__Task instructions__
Type out the material below exactly.

__The data__
* * * *

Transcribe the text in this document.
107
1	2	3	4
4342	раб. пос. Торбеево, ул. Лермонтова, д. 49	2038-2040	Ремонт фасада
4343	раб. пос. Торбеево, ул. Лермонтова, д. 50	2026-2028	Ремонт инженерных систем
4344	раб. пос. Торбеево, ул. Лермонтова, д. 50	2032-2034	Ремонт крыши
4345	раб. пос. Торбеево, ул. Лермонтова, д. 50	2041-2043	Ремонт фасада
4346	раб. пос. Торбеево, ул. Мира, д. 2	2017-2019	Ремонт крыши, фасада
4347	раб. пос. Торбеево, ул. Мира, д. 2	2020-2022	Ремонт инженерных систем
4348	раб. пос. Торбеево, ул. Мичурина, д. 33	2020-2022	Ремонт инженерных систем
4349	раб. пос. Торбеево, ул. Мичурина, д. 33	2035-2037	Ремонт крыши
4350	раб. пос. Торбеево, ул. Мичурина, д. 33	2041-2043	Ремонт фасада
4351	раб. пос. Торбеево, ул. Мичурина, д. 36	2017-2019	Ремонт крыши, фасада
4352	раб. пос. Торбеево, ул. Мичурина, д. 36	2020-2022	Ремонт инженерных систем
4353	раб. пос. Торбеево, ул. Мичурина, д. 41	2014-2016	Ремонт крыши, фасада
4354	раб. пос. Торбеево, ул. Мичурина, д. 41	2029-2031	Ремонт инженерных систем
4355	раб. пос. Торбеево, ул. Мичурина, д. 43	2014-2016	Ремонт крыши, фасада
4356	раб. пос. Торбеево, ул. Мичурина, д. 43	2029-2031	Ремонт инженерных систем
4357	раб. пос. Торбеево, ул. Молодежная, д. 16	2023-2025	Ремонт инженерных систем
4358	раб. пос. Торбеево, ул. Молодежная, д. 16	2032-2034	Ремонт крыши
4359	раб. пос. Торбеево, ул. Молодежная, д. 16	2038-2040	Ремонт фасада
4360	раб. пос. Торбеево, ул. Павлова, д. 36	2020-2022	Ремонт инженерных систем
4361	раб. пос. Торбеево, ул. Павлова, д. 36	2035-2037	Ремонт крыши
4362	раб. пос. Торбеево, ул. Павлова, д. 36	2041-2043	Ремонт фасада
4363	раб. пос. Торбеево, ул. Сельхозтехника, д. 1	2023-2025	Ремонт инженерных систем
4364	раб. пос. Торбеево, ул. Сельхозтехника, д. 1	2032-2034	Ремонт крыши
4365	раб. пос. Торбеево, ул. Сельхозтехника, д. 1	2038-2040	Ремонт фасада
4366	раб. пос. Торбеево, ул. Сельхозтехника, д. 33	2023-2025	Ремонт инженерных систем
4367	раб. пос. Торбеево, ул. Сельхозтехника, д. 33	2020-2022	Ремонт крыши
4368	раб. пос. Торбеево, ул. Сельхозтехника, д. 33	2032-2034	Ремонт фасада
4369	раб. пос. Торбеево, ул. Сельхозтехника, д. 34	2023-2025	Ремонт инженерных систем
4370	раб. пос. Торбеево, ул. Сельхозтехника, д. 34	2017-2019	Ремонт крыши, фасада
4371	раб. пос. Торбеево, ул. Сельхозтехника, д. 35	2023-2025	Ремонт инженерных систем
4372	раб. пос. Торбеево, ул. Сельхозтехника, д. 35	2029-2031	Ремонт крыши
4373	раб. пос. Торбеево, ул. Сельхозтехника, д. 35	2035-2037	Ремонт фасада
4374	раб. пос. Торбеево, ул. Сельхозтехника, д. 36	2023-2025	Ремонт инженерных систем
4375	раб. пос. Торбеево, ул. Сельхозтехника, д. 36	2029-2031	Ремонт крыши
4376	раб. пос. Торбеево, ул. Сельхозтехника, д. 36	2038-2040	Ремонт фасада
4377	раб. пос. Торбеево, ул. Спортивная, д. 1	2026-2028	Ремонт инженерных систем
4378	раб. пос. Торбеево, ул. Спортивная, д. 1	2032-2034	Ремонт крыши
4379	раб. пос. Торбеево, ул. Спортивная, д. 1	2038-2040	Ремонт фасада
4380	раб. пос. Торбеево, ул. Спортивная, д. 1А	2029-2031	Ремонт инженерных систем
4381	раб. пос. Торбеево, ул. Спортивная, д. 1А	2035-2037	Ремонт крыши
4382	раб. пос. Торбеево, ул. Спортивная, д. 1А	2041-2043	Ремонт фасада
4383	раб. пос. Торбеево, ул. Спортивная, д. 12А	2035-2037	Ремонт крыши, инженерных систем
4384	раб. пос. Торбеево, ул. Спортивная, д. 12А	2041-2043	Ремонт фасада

* * * *

__Result for this task__
Transcribe the text in this document.
107
1	2	3	4
4342	раб. пос. Торбеево, ул. Лермонтова, д. 49	2038-2040	Ремонт фасада
4343	раб. пос. Торбеево, ул. Лермонтова, д. 50	2026-2028	Ремонт инженерных систем
4344	раб. пос. Торбеево, ул. Лермонтова, д. 50	2032-2034	Ремонт крыши
4345	раб. пос. Торбеево, ул. Лермонтова, д. 50	2041-2043	Ремонт фасада
4346	раб. пос. Торбеево, ул. Мира, д. 2	2017-2019	Ремонт крыши, фасада
4347	раб. пос. Торбеево, ул. Мира, д. 2	2020-2022	Ремонт инженерных систем
4348	раб. пос. Торбеево, ул. Мичурина, д. 33	2020-2022	Ремонт инженерных систем
4349	раб. пос. Торбеево, ул. Мичурина, д. 33	2035-2037	Ремонт крыши
4350	раб. пос. Торбеево, ул. Мичурина, д. 33	2041-2043	Ремонт фасада
4351	раб. пос. Торбеево, ул. Мичурина, д. 36	2017-2019	Ремонт крыши, фасада
4352	раб. пос. Торбеево, ул. Мичурина, д. 36	2020-2022	Ремонт инженерных систем
4353	раб. пос. Торбеево, ул. Мичурина, д. 41	2014-2016	Ремонт крыши, фасада
4354	раб. пос. Торбеево, ул. Мичурина, д. 41	2029-2031	Ремонт инженерных систем
4355	раб. пос. Торбеево, ул. Мичурина, д. 43	2014-2016	Ремонт крыши, фасада
4356	раб. пос. Торбеево, ул. Мичурина, д. 43	2029-2031	Ремонт инженерных систем
4357	раб. пос. Торбеево, ул. Молодежная, д. 16	2023-2025	Ремонт инженерных систем
4358	раб. пос. Торбеево, ул. Молодежная, д. 16	2032-2034	Ремонт крыши
4359	раб. пос. Торбеево, ул. Молодежная, д. 16	2038-2040	Ремонт фасада
4360	раб. пос. Торбеево, ул. Павлова, д. 36	2020-2022	Ремонт инженерных систем
4361	раб. пос. Торбеево, ул. Павлова, д. 36	2035-2037	Ремонт крыши
4362	раб. пос. Торбеево, ул. Павлова, д. 36	2041-2043	Ремонт фасада
4363	раб. пос. Торбеево, ул. Сельхозтехника, д. 1	2023-2025	Ремонт инженерных систем
4364	раб. пос. Торбеево, ул. Сельхозтехника, д. 1	2032-2034	Ремонт крыши
4365	раб. пос. Торбеево, ул. Сельхозтехника, д. 1	2038-2040	Ремонт фасада
4366	раб. пос. Торбеево, ул. Сельхозтехника, д. 33	2023-2025	Ремонт инженерных систем
4367	раб. пос. Торбеево, ул. Сельхозтехника, д. 33	2020-2022	Ремонт крыши
4368	раб. пос. Торбеево, ул. Сельхозтехника, д. 33	2032-2034	Ремонт фасада
4369	раб. пос. Торбеево, ул. Сельхозтехника, д. 34	2023-2025	Ремонт инженерных систем
4370	раб. пос. Торбеево, ул. Сельхозтехника, д. 34	2017-2019	Ремонт крыши, фасада
4371	раб. пос. Торбеево, ул. Сельхозтехника, д. 35	2023-2025	Ремонт инженерных систем
4372	раб. пос. Торбеево, ул. Сельхозтехника, д. 35	2029-2031	Ремонт крыши
4373	раб. пос. Торбеево, ул. Сельхозтехника, д. 35	2035-2037	Ремонт фасада
4374	раб. пос. Торбеево, ул. Сельхозтехника, д. 36	2023-2025	Ремонт инженерных систем
4375	раб. пос. Торбеево, ул. Сельхозтехника, д. 36	2029-2031	Ремонт крыши
4376	раб. пос. Торбеево, ул. Сельхозтехника, д. 36	2038-2040	Ремонт фасада
4377	раб. пос. Торбеево, ул. Спортивная, д. 1	2026-2028	Ремонт инженерных систем
4378	раб. пос. Торбеево, ул. Спортивная, д. 1	2032-2034	Ремонт крыши
4379	раб. пос. Торбеево, ул. Спортивная, д. 1	2038-2040	Ремонт фасада
4380	раб. пос. Торбеево, ул. Спортивная, д. 1А	2029-2031	Ремонт инженерных систем
4381	раб. пос. Торбеево, ул. Спортивная, д. 1А	2035-2037	Ремонт крыши
4382	раб. пос. Торбеево, ул. Спортивная, д. 1А	2041-2043	Ремонт фасада
4383	раб. пос. Торбеево, ул. Спортивная, д. 12А	2035-2037	Ремонт крыши, инженерных систем
4384	раб. пос. Торбеево, ул. Спортивная, д. 12А	2041-2043	Ремонт фасада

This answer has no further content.